What you are asked to do: Select all lines holding the word "degrees" from the entries that follow.

▬▬▬

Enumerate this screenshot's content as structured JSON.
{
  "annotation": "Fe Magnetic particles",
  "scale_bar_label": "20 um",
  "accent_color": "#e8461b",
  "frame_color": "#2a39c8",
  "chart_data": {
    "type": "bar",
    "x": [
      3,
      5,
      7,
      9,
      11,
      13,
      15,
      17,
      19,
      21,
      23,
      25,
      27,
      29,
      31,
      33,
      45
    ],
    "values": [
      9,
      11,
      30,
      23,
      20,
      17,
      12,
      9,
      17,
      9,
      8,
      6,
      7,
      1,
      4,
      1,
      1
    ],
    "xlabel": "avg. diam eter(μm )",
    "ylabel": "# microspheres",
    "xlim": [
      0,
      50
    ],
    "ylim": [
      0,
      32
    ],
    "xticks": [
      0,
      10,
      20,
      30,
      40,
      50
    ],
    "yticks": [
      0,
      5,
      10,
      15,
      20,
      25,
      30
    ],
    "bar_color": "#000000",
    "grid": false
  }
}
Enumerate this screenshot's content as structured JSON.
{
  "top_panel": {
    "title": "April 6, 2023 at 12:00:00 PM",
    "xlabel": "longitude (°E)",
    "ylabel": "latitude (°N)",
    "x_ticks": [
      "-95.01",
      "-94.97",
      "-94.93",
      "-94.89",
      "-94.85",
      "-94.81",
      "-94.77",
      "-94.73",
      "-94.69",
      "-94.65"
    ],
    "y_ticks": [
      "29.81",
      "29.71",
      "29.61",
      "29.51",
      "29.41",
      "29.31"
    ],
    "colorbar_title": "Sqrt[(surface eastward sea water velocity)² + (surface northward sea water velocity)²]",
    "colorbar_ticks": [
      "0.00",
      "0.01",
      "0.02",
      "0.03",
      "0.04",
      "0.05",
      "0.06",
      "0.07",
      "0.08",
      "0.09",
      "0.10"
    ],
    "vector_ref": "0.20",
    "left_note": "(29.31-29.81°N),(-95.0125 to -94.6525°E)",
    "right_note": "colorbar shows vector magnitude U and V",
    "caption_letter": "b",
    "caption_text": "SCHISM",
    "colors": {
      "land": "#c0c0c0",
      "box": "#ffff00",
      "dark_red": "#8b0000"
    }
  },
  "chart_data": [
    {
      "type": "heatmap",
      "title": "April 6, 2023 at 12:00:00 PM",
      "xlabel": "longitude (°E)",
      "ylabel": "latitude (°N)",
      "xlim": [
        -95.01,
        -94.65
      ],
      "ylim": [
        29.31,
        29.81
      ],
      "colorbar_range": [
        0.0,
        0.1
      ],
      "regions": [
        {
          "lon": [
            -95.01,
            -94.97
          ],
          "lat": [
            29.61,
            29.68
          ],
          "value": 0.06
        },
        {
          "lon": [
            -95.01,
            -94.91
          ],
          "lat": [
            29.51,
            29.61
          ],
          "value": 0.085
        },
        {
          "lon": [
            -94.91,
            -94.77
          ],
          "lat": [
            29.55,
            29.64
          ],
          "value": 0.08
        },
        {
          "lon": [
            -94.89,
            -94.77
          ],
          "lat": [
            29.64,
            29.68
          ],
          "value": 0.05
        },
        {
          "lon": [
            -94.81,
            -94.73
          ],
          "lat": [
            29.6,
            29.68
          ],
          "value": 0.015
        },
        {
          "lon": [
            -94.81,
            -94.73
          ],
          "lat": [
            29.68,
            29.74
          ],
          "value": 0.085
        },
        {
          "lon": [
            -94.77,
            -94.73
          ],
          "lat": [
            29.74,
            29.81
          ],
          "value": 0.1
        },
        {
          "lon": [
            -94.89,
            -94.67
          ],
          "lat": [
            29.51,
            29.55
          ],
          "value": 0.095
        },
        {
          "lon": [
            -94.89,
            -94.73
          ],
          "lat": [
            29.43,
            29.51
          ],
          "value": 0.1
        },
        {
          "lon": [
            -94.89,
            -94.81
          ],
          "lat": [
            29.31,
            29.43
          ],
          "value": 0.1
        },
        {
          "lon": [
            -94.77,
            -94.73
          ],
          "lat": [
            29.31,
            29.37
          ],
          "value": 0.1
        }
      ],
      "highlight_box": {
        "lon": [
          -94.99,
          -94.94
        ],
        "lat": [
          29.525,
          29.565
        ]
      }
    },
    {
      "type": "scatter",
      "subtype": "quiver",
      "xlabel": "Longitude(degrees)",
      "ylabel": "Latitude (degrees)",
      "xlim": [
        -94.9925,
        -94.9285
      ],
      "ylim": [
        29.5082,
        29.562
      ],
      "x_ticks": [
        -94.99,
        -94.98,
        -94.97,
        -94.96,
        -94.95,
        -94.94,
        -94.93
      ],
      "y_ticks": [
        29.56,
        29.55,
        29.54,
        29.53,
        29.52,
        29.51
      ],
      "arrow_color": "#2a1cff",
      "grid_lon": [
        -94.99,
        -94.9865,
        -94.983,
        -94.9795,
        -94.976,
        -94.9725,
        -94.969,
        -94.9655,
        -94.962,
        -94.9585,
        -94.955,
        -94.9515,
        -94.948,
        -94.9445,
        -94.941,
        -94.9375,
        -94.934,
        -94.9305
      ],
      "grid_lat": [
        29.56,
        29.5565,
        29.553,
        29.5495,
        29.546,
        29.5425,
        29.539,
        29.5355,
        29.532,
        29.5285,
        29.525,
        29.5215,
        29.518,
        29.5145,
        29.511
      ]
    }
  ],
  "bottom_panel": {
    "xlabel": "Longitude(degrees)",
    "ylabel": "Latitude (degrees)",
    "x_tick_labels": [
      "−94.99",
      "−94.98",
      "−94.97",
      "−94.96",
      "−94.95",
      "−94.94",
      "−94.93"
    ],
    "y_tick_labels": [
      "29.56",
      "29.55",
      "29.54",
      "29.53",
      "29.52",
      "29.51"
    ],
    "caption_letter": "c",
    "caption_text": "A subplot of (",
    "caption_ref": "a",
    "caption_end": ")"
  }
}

▬▬▬

Answer to this problem:
      "xlabel": "Longitude(degrees)",
      "ylabel": "Latitude (degrees)",
    "xlabel": "Longitude(degrees)",
    "ylabel": "Latitude (degrees)",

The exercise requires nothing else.